#### Listed entries:
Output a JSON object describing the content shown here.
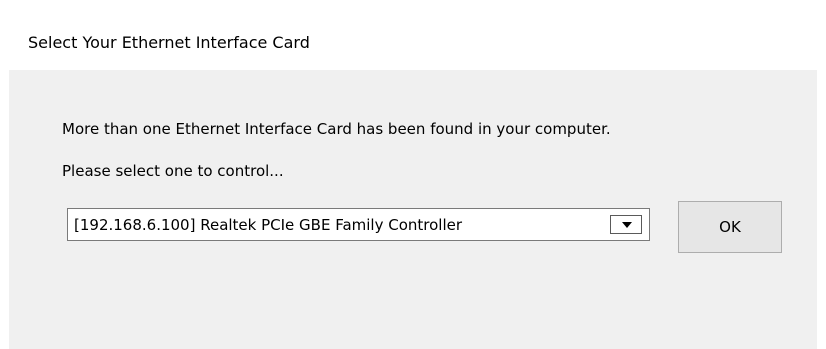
{
  "window": {
    "title": "Select Your Ethernet Interface Card"
  },
  "dialog": {
    "message_line1": "More than one Ethernet Interface Card has been found in your computer.",
    "message_line2": "Please select one to control...",
    "adapter_select": {
      "selected_value": "[192.168.6.100] Realtek PCIe GBE Family Controller"
    },
    "ok_label": "OK"
  },
  "colors": {
    "title_bar_background": "#ffffff",
    "dialog_background": "#f0f0f0",
    "button_background": "#e6e6e6",
    "button_border": "#adadad",
    "combo_border": "#7a7a7a"
  },
  "icons": {
    "dropdown": "chevron-down-icon"
  }
}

#### Problem:
Leave out the pictures and retype every line above exactly.

#### Exercise answer:
Output a JSON object describing the content shown here.
{
  "window": {
    "title": "Select Your Ethernet Interface Card"
  },
  "dialog": {
    "message_line1": "More than one Ethernet Interface Card has been found in your computer.",
    "message_line2": "Please select one to control...",
    "adapter_select": {
      "selected_value": "[192.168.6.100] Realtek PCIe GBE Family Controller"
    },
    "ok_label": "OK"
  },
  "colors": {
    "title_bar_background": "#ffffff",
    "dialog_background": "#f0f0f0",
    "button_background": "#e6e6e6",
    "button_border": "#adadad",
    "combo_border": "#7a7a7a"
  },
  "icons": {
    "dropdown": "chevron-down-icon"
  }
}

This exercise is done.